• Collection entries:
........

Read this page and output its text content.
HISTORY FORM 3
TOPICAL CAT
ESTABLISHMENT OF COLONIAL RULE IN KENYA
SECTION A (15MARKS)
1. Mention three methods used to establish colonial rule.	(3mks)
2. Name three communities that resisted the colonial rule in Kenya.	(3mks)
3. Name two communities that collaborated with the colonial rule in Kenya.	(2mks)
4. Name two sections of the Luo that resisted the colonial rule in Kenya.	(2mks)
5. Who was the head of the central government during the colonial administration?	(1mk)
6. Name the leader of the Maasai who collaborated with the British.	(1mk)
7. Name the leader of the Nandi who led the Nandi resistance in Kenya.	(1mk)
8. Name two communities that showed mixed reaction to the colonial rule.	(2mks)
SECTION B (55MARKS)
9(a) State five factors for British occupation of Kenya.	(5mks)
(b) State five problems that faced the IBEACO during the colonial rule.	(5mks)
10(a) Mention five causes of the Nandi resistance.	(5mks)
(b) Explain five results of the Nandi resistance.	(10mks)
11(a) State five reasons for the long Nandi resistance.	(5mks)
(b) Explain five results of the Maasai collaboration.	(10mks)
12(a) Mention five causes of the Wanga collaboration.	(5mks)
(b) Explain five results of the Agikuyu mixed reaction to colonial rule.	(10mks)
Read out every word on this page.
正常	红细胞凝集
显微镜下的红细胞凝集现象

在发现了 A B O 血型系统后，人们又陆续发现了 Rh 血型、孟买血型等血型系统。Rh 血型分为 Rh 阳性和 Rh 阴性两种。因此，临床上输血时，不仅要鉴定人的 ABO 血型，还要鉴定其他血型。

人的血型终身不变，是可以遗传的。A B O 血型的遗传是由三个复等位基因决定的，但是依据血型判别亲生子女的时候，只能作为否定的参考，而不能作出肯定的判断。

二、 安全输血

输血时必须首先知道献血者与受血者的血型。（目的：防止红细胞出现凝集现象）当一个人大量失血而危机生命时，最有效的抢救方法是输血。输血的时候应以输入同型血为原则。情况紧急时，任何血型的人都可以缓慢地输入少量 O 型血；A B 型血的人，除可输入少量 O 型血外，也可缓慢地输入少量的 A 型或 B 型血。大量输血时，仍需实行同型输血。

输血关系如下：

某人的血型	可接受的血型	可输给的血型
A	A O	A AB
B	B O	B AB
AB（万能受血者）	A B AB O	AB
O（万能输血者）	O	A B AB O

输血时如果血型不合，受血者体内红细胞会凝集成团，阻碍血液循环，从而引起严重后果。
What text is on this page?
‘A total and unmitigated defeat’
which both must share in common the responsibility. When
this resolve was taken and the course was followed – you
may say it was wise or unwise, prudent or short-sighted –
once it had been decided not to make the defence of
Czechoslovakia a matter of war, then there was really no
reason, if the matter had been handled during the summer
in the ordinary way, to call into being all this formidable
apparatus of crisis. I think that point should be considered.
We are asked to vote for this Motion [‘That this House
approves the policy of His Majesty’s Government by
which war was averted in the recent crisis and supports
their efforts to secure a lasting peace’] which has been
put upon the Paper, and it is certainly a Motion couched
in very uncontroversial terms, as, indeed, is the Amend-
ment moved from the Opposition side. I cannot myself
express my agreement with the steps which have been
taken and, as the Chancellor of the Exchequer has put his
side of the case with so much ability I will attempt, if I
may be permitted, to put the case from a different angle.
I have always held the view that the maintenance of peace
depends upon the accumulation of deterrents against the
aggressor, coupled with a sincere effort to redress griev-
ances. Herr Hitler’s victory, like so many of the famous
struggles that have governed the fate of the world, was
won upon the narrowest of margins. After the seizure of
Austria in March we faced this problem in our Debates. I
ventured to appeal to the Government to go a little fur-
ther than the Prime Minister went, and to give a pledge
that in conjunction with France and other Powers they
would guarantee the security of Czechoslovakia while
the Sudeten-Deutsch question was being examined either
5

........

• Short problem: All of the entries must be written out exactly as they stand.

• Exercise answer:
Read this page and output its text content.
HISTORY FORM 3
TOPICAL CAT
ESTABLISHMENT OF COLONIAL RULE IN KENYA
SECTION A (15MARKS)
1. Mention three methods used to establish colonial rule.	(3mks)
2. Name three communities that resisted the colonial rule in Kenya.	(3mks)
3. Name two communities that collaborated with the colonial rule in Kenya.	(2mks)
4. Name two sections of the Luo that resisted the colonial rule in Kenya.	(2mks)
5. Who was the head of the central government during the colonial administration?	(1mk)
6. Name the leader of the Maasai who collaborated with the British.	(1mk)
7. Name the leader of the Nandi who led the Nandi resistance in Kenya.	(1mk)
8. Name two communities that showed mixed reaction to the colonial rule.	(2mks)
SECTION B (55MARKS)
9(a) State five factors for British occupation of Kenya.	(5mks)
(b) State five problems that faced the IBEACO during the colonial rule.	(5mks)
10(a) Mention five causes of the Nandi resistance.	(5mks)
(b) Explain five results of the Nandi resistance.	(10mks)
11(a) State five reasons for the long Nandi resistance.	(5mks)
(b) Explain five results of the Maasai collaboration.	(10mks)
12(a) Mention five causes of the Wanga collaboration.	(5mks)
(b) Explain five results of the Agikuyu mixed reaction to colonial rule.	(10mks)
Read out every word on this page.
正常	红细胞凝集
显微镜下的红细胞凝集现象

在发现了 A B O 血型系统后，人们又陆续发现了 Rh 血型、孟买血型等血型系统。Rh 血型分为 Rh 阳性和 Rh 阴性两种。因此，临床上输血时，不仅要鉴定人的 ABO 血型，还要鉴定其他血型。

人的血型终身不变，是可以遗传的。A B O 血型的遗传是由三个复等位基因决定的，但是依据血型判别亲生子女的时候，只能作为否定的参考，而不能作出肯定的判断。

二、 安全输血

输血时必须首先知道献血者与受血者的血型。（目的：防止红细胞出现凝集现象）当一个人大量失血而危机生命时，最有效的抢救方法是输血。输血的时候应以输入同型血为原则。情况紧急时，任何血型的人都可以缓慢地输入少量 O 型血；A B 型血的人，除可输入少量 O 型血外，也可缓慢地输入少量的 A 型或 B 型血。大量输血时，仍需实行同型输血。

输血关系如下：

某人的血型	可接受的血型	可输给的血型
A	A O	A AB
B	B O	B AB
AB（万能受血者）	A B AB O	AB
O（万能输血者）	O	A B AB O

输血时如果血型不合，受血者体内红细胞会凝集成团，阻碍血液循环，从而引起严重后果。
What text is on this page?
‘A total and unmitigated defeat’
which both must share in common the responsibility. When
this resolve was taken and the course was followed – you
may say it was wise or unwise, prudent or short-sighted –
once it had been decided not to make the defence of
Czechoslovakia a matter of war, then there was really no
reason, if the matter had been handled during the summer
in the ordinary way, to call into being all this formidable
apparatus of crisis. I think that point should be considered.
We are asked to vote for this Motion [‘That this House
approves the policy of His Majesty’s Government by
which war was averted in the recent crisis and supports
their efforts to secure a lasting peace’] which has been
put upon the Paper, and it is certainly a Motion couched
in very uncontroversial terms, as, indeed, is the Amend-
ment moved from the Opposition side. I cannot myself
express my agreement with the steps which have been
taken and, as the Chancellor of the Exchequer has put his
side of the case with so much ability I will attempt, if I
may be permitted, to put the case from a different angle.
I have always held the view that the maintenance of peace
depends upon the accumulation of deterrents against the
aggressor, coupled with a sincere effort to redress griev-
ances. Herr Hitler’s victory, like so many of the famous
struggles that have governed the fate of the world, was
won upon the narrowest of margins. After the seizure of
Austria in March we faced this problem in our Debates. I
ventured to appeal to the Government to go a little fur-
ther than the Prime Minister went, and to give a pledge
that in conjunction with France and other Powers they
would guarantee the security of Czechoslovakia while
the Sudeten-Deutsch question was being examined either
5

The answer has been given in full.